▶ _Task details_:
Show every line of the records below that contains the word "позднее".

[Begin]

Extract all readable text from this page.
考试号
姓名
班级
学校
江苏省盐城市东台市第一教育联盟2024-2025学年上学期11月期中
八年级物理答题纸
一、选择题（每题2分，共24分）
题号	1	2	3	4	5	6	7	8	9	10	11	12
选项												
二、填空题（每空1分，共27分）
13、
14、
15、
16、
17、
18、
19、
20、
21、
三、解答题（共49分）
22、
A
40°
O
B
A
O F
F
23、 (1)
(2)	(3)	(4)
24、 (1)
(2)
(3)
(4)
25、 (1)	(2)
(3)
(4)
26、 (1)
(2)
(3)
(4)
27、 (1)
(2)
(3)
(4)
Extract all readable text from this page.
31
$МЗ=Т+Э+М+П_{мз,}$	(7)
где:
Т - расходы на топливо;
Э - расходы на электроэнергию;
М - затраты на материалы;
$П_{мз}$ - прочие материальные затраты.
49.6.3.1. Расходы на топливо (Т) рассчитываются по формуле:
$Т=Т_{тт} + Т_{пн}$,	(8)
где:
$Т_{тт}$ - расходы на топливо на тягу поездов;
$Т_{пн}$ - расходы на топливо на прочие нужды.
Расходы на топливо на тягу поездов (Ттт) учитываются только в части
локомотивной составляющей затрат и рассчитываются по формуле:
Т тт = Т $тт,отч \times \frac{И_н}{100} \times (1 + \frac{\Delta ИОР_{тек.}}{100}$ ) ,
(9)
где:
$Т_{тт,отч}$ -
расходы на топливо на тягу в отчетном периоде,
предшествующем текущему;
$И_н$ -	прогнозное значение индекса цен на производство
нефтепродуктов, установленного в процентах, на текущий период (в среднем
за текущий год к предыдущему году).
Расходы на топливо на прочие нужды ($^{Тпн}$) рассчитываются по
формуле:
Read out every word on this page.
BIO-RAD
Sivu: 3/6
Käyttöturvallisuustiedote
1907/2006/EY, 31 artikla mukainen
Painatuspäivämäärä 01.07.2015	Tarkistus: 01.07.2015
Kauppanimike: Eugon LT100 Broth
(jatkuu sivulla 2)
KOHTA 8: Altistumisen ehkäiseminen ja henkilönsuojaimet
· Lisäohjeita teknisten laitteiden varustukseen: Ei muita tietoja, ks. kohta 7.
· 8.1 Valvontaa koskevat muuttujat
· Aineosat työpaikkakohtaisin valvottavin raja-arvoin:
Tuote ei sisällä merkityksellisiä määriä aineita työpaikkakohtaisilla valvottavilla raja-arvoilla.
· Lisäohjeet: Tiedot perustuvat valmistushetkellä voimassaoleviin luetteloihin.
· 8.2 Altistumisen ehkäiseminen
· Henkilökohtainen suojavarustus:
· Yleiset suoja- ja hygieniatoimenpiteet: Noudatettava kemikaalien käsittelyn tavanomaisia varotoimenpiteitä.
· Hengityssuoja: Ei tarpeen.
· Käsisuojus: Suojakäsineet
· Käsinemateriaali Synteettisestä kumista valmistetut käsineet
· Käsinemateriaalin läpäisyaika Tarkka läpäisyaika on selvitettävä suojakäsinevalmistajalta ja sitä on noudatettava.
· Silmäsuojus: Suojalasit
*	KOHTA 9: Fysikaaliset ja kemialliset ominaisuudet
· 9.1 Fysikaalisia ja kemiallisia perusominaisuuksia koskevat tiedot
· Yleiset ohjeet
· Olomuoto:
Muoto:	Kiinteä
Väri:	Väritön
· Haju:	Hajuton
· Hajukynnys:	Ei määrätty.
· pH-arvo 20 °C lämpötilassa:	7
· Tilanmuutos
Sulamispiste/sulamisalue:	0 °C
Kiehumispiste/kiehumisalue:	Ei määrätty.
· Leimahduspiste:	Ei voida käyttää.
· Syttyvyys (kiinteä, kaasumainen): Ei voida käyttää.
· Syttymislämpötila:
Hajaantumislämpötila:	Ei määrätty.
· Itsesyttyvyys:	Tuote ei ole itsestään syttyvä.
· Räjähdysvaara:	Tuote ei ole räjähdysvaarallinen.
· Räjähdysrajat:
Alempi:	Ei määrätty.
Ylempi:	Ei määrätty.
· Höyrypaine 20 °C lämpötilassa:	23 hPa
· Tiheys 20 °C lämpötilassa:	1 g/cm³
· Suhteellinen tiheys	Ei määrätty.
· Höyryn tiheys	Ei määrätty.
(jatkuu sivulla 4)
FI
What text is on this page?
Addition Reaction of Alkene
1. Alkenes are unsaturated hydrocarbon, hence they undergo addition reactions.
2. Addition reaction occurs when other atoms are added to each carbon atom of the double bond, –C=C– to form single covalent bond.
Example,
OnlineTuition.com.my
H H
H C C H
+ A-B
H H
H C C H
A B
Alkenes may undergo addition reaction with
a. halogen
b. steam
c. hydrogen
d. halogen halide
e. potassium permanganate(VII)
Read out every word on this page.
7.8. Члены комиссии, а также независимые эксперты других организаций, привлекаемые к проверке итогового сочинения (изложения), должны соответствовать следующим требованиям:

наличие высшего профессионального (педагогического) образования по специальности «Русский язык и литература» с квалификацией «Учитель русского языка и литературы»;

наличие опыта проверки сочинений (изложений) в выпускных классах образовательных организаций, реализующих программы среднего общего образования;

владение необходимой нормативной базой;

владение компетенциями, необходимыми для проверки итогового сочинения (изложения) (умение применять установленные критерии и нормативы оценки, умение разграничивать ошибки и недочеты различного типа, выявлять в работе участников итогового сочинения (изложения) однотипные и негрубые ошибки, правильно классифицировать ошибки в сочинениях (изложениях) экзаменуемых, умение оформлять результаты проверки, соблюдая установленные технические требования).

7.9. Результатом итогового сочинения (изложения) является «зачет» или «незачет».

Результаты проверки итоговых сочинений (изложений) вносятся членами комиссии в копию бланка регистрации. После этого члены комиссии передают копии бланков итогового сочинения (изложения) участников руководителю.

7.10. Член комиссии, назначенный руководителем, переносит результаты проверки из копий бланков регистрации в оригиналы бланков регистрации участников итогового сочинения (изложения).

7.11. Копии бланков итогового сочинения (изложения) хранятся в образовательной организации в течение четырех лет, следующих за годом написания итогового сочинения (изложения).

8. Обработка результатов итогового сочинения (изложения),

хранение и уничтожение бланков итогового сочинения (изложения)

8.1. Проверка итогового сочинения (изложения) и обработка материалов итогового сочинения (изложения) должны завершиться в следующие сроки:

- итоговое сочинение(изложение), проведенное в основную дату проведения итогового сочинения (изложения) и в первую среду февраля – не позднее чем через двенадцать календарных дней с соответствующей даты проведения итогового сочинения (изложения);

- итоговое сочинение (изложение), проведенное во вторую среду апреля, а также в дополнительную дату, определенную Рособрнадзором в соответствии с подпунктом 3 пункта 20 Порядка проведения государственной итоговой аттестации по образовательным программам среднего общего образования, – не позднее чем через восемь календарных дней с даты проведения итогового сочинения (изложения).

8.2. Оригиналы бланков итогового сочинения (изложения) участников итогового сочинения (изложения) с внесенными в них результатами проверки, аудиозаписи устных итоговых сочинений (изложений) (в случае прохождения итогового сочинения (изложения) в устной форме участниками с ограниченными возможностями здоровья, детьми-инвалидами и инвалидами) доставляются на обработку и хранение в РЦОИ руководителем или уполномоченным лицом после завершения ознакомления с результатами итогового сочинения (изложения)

[End]

▶ _Exercise response_:
- итоговое сочинение(изложение), проведенное в основную дату проведения итогового сочинения (изложения) и в первую среду февраля – не позднее чем через двенадцать календарных дней с соответствующей даты проведения итогового сочинения (изложения);
- итоговое сочинение (изложение), проведенное во вторую среду апреля, а также в дополнительную дату, определенную Рособрнадзором в соответствии с подпунктом 3 пункта 20 Порядка проведения государственной итоговой аттестации по образовательным программам среднего общего образования, – не позднее чем через восемь календарных дней с даты проведения итогового сочинения (изложения).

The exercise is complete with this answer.